┌────────

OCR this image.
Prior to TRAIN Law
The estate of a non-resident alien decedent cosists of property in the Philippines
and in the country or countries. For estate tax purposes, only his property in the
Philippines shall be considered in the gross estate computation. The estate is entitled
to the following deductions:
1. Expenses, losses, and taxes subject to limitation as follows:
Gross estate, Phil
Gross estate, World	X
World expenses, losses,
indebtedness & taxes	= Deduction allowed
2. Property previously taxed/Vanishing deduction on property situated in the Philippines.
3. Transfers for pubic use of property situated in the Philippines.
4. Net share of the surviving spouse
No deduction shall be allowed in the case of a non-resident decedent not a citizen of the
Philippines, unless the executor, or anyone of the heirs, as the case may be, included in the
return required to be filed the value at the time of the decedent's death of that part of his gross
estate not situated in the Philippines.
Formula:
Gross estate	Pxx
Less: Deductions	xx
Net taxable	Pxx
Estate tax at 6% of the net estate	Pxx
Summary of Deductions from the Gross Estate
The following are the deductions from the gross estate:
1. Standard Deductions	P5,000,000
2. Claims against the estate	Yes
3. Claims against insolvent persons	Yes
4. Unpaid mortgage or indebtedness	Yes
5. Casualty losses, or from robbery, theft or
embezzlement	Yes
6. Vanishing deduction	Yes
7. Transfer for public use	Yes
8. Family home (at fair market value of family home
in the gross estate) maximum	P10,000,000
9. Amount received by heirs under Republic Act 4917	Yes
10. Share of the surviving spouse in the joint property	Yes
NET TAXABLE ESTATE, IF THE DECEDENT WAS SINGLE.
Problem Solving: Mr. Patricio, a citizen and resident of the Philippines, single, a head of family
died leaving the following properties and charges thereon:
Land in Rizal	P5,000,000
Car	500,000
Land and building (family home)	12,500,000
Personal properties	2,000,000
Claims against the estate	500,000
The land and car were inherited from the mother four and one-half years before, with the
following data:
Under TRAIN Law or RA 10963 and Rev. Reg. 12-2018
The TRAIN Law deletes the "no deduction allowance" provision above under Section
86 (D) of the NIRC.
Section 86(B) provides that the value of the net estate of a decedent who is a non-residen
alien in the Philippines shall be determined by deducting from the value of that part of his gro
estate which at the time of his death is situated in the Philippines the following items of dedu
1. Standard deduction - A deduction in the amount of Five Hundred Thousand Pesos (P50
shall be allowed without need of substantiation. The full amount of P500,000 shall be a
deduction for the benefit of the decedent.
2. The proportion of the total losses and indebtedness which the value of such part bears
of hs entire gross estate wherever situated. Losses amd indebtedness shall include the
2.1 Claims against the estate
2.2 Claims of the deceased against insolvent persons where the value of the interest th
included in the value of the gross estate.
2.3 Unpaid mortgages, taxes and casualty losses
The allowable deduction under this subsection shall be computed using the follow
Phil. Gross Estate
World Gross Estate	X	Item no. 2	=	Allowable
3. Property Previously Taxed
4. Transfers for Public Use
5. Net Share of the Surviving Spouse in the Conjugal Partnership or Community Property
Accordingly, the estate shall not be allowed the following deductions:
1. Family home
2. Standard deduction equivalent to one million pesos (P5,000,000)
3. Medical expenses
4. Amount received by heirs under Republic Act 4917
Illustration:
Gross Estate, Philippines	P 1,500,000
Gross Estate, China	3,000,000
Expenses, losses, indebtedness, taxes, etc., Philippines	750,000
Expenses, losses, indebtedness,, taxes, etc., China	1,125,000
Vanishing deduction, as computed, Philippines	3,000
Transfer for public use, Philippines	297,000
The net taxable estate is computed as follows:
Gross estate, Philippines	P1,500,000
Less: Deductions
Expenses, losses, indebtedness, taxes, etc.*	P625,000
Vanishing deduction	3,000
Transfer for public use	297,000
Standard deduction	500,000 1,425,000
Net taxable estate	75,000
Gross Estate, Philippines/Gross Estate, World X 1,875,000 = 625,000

└────────

Extract every line from the records above that contains the word "following".

to the following deductions:
The following are the deductions from the gross estate:
died leaving the following properties and charges thereon:
following data:
estate which at the time of his death is situated in the Philippines the following items of dedu
Accordingly, the estate shall not be allowed the following deductions:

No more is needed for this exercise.